**Provided data**
○ ○ ○ ○ ○ ○ ○
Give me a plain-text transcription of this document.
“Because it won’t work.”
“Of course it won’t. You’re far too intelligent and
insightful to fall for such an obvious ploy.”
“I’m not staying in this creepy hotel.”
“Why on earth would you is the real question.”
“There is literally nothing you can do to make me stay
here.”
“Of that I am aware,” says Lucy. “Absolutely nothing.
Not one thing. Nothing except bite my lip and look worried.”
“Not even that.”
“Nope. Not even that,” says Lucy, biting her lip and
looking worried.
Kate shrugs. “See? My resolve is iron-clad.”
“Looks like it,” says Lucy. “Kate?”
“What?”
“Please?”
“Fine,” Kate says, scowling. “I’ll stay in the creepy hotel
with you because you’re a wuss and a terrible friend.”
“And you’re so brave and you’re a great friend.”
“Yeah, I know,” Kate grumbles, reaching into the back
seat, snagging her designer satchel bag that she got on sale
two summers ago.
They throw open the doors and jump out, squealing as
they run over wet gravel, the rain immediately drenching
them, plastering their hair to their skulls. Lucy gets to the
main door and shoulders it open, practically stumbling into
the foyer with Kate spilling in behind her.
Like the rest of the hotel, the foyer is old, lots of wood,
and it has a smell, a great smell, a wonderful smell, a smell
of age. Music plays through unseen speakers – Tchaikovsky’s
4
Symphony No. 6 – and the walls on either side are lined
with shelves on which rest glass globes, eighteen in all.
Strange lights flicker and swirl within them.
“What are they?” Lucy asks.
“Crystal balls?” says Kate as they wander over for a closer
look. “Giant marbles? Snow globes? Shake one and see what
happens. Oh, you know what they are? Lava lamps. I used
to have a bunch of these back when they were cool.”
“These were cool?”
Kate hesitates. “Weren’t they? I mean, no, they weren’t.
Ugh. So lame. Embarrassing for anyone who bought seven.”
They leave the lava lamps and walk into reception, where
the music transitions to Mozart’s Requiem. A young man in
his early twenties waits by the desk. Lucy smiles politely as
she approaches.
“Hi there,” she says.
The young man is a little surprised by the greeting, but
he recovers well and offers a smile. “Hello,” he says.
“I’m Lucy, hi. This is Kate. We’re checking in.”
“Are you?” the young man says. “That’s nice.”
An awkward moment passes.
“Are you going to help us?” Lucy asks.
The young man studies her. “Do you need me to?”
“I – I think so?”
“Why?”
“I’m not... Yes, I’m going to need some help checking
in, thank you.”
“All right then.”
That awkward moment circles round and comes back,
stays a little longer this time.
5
○ ○ ○ ○ ○ ○ ○
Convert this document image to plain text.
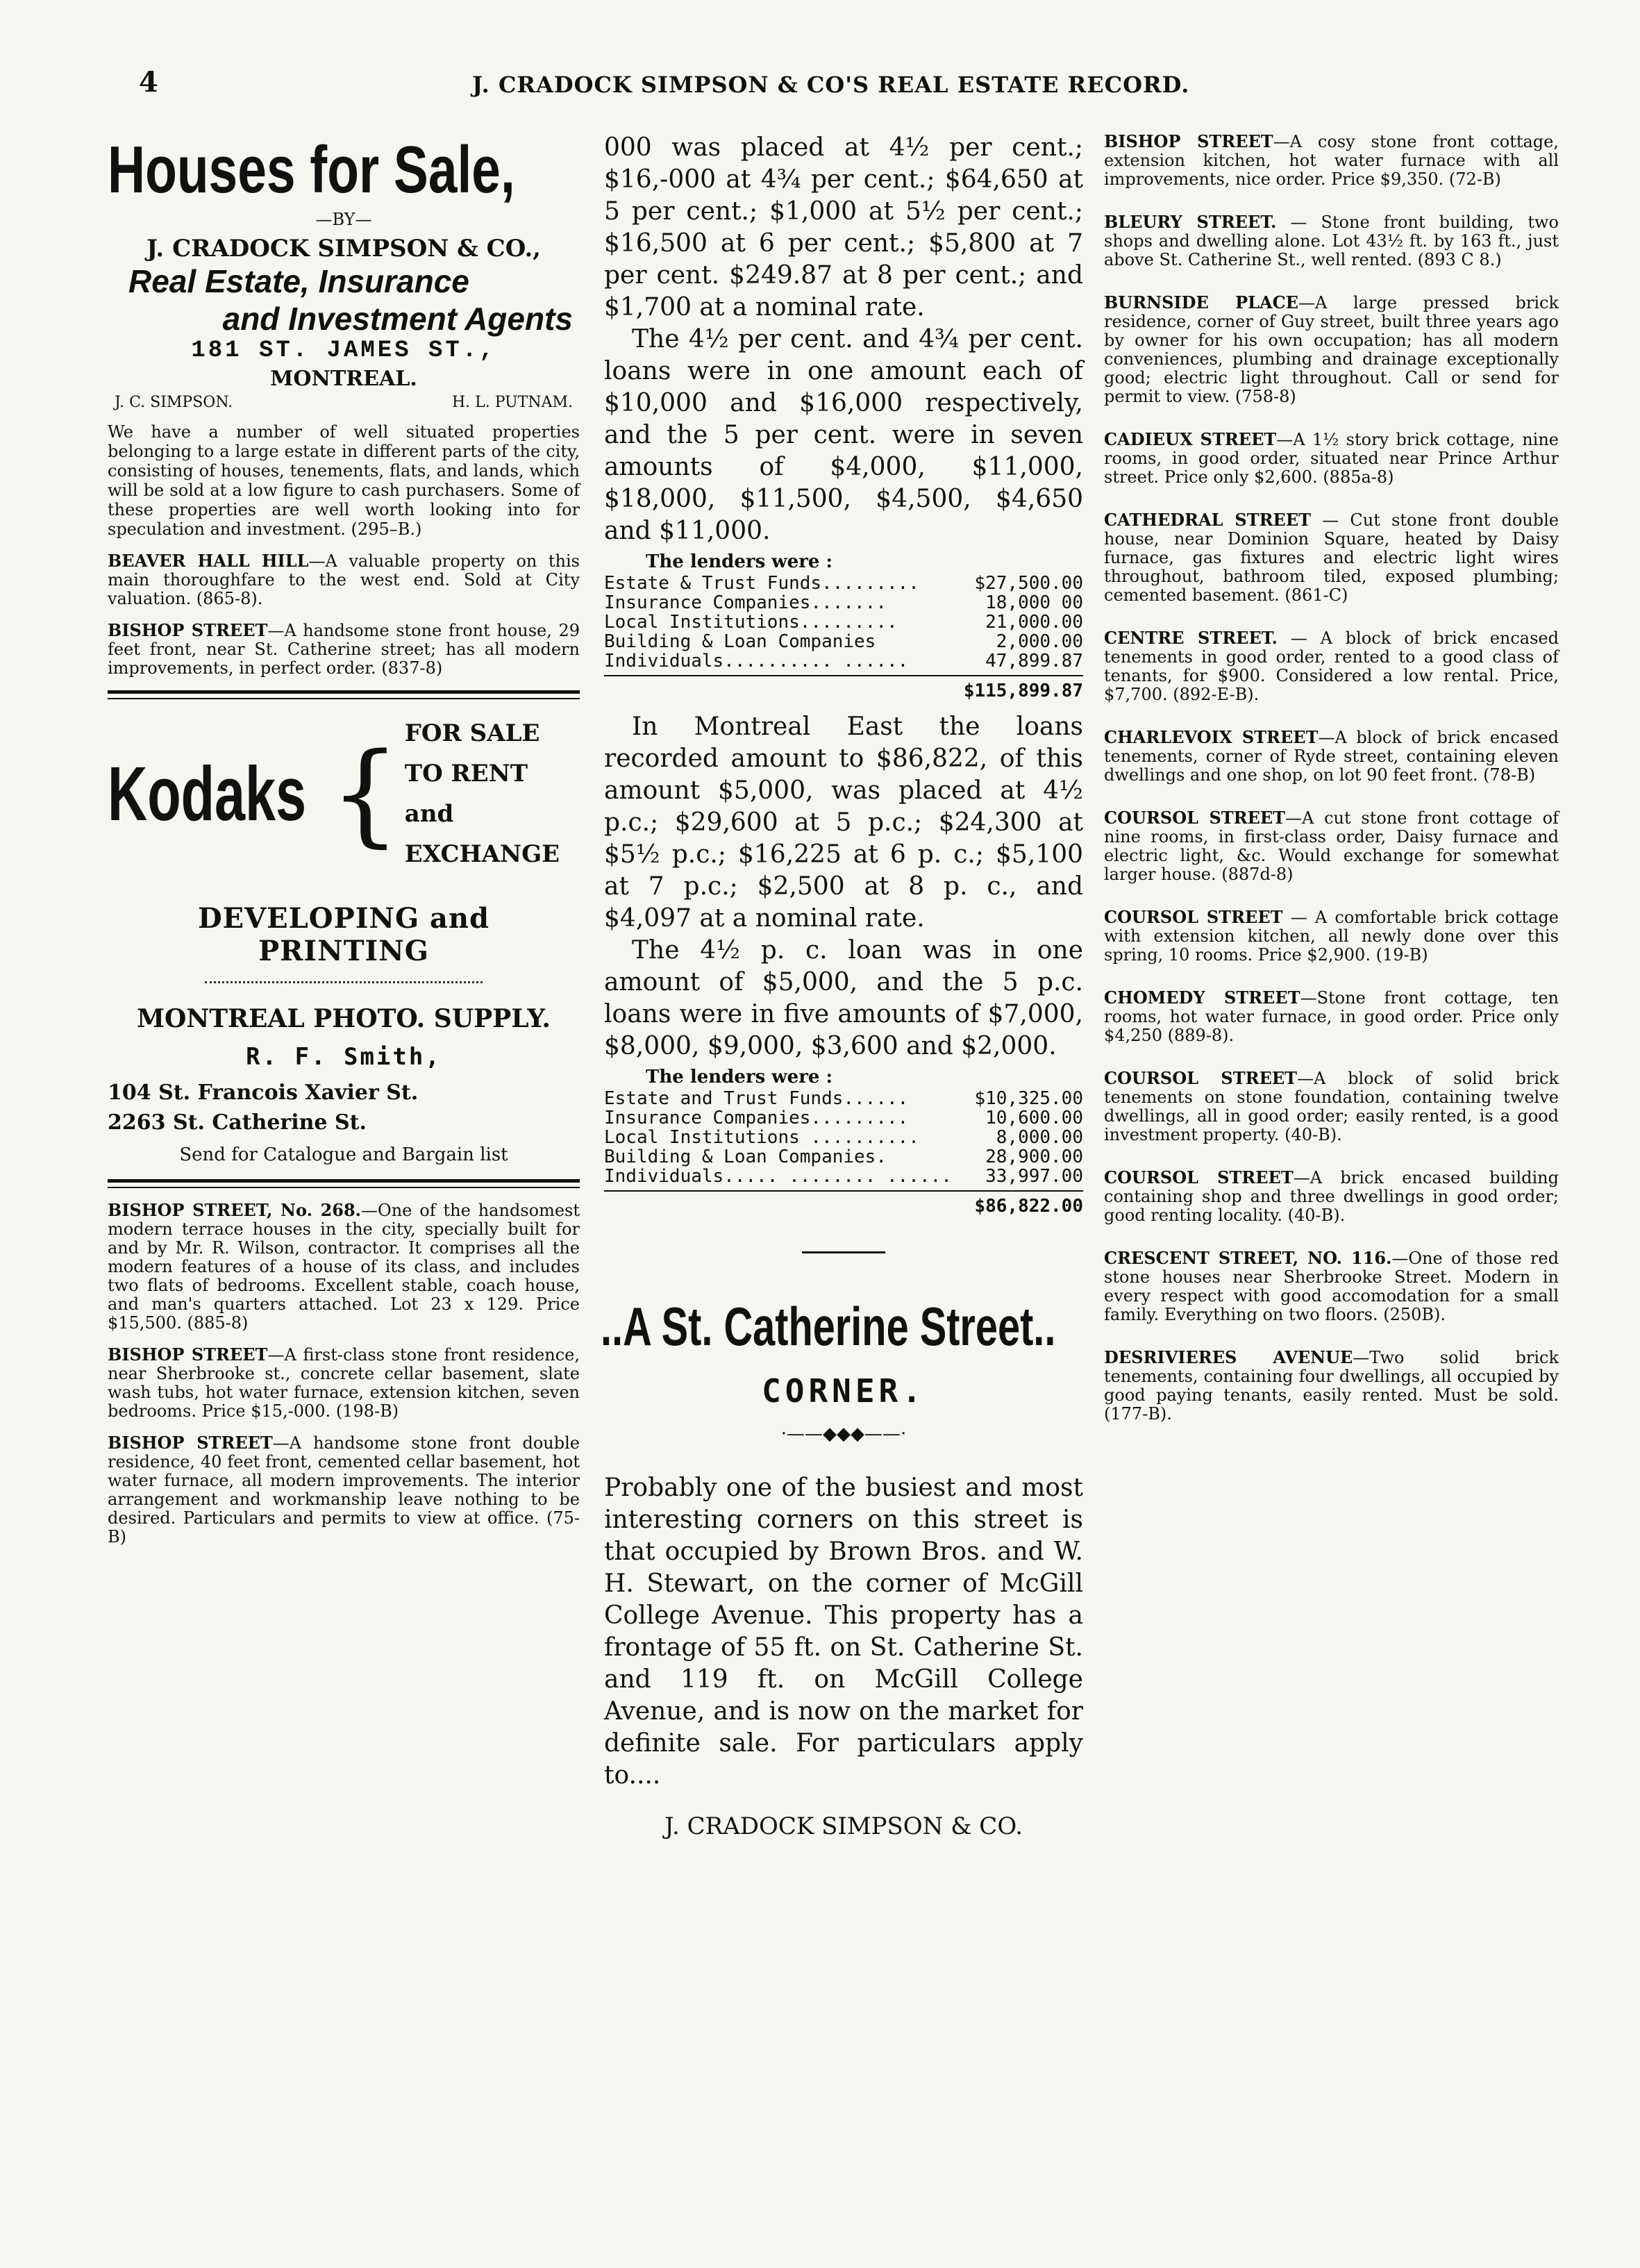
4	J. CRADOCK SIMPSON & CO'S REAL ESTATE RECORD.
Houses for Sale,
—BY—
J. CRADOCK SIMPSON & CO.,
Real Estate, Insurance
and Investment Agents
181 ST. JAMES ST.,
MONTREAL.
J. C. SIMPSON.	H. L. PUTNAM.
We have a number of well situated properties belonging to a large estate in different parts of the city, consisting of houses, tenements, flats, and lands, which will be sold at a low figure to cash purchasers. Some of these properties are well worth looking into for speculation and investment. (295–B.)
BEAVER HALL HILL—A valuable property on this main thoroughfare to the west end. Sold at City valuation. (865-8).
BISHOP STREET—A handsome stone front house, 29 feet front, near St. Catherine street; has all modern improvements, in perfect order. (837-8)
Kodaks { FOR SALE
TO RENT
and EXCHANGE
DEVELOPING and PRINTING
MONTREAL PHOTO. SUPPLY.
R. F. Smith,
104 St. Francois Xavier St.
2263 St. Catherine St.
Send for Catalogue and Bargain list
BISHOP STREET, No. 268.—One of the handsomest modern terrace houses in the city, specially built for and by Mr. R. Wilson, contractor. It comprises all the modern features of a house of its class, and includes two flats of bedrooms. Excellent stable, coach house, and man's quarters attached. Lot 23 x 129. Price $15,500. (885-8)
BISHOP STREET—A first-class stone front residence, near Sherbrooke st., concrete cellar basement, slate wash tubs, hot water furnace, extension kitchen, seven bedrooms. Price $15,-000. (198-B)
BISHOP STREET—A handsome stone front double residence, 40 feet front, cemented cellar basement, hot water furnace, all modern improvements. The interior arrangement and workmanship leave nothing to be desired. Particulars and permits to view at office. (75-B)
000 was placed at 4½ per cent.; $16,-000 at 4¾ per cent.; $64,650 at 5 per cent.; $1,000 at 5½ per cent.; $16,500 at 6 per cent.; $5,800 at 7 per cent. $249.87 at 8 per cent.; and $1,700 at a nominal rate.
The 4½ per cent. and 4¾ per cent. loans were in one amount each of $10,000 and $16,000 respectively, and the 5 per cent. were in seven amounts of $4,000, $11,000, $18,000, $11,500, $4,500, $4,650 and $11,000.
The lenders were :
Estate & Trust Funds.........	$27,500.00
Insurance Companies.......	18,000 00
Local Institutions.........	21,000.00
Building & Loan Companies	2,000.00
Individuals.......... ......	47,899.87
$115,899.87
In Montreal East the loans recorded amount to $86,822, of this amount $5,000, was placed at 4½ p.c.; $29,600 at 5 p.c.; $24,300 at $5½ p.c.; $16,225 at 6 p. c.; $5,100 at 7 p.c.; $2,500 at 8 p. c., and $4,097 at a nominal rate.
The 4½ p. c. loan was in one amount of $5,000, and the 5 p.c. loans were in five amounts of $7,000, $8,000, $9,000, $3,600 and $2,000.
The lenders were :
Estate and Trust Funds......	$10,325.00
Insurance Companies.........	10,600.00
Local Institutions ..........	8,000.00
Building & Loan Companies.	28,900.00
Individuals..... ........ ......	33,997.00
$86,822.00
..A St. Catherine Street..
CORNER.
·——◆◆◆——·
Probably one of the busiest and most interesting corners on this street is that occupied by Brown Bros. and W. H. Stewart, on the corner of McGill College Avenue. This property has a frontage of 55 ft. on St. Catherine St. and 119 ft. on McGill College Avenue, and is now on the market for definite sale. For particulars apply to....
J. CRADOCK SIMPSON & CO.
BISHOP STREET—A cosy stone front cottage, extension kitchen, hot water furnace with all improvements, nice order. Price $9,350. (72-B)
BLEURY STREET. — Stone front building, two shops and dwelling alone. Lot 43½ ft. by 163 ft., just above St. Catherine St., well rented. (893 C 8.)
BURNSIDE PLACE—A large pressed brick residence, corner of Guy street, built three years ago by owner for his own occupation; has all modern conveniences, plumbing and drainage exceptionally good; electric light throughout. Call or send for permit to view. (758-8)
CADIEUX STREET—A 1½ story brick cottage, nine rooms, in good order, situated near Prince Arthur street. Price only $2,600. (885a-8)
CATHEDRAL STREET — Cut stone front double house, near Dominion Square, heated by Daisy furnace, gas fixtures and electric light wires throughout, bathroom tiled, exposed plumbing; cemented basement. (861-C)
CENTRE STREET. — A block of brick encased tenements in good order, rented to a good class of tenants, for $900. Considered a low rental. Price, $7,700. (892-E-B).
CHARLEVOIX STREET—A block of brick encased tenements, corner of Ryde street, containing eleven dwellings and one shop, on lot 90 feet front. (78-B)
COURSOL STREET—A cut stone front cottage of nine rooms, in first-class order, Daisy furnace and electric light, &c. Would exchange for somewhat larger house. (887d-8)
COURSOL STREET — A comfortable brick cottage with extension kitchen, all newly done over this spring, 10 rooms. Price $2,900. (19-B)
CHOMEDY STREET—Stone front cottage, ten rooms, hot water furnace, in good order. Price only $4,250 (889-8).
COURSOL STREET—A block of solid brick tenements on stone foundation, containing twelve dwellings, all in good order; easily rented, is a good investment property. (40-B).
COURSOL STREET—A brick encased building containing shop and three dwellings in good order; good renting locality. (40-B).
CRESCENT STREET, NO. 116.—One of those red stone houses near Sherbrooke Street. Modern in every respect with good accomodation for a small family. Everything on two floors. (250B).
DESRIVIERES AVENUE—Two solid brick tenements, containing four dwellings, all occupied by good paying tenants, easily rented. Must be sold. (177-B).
○ ○ ○ ○ ○ ○ ○
**Written instruction**
State the count of lines with the word "nice" in them, and write nothing else.

**Answer to this task**
2